* _RECORDS SUPPLIED_

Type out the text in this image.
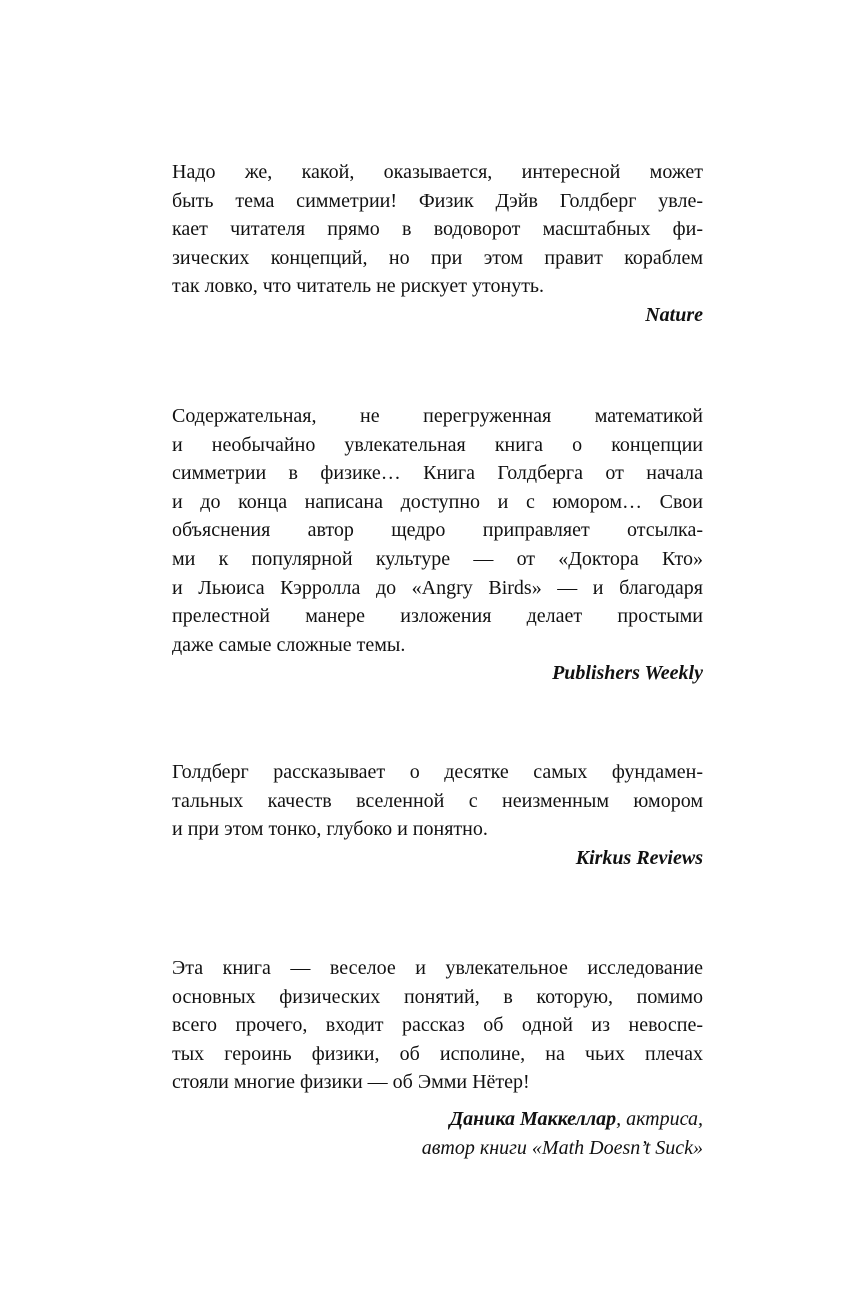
Надо же, какой, оказывается, интересной может
быть тема симметрии! Физик Дэйв Голдберг увле-
кает читателя прямо в водоворот масштабных фи-
зических концепций, но при этом правит кораблем
так ловко, что читатель не рискует утонуть.
Nature
Содержательная, не перегруженная математикой
и необычайно увлекательная книга о концепции
симметрии в физике… Книга Голдберга от начала
и до конца написана доступно и с юмором… Свои
объяснения автор щедро приправляет отсылка-
ми к популярной культуре — от «Доктора Кто»
и Льюиса Кэрролла до «Angry Birds» — и благодаря
прелестной манере изложения делает простыми
даже самые сложные темы.
Publishers Weekly
Голдберг рассказывает о десятке самых фундамен-
тальных качеств вселенной с неизменным юмором
и при этом тонко, глубоко и понятно.
Kirkus Reviews
Эта книга — веселое и увлекательное исследование
основных физических понятий, в которую, помимо
всего прочего, входит рассказ об одной из невоспе-
тых героинь физики, об исполине, на чьих плечах
стояли многие физики — об Эмми Нётер!
Даника Маккеллар, актриса,
автор книги «Math Doesn’t Suck»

* _INSTRUCTION_
Extract every line of the data exactly; pictures stay out.

* _EXPECTED ANSWER_
Type out the text in this image.
Надо же, какой, оказывается, интересной может
быть тема симметрии! Физик Дэйв Голдберг увле-
кает читателя прямо в водоворот масштабных фи-
зических концепций, но при этом правит кораблем
так ловко, что читатель не рискует утонуть.
Nature
Содержательная, не перегруженная математикой
и необычайно увлекательная книга о концепции
симметрии в физике… Книга Голдберга от начала
и до конца написана доступно и с юмором… Свои
объяснения автор щедро приправляет отсылка-
ми к популярной культуре — от «Доктора Кто»
и Льюиса Кэрролла до «Angry Birds» — и благодаря
прелестной манере изложения делает простыми
даже самые сложные темы.
Publishers Weekly
Голдберг рассказывает о десятке самых фундамен-
тальных качеств вселенной с неизменным юмором
и при этом тонко, глубоко и понятно.
Kirkus Reviews
Эта книга — веселое и увлекательное исследование
основных физических понятий, в которую, помимо
всего прочего, входит рассказ об одной из невоспе-
тых героинь физики, об исполине, на чьих плечах
стояли многие физики — об Эмми Нётер!
Даника Маккеллар, актриса,
автор книги «Math Doesn’t Suck»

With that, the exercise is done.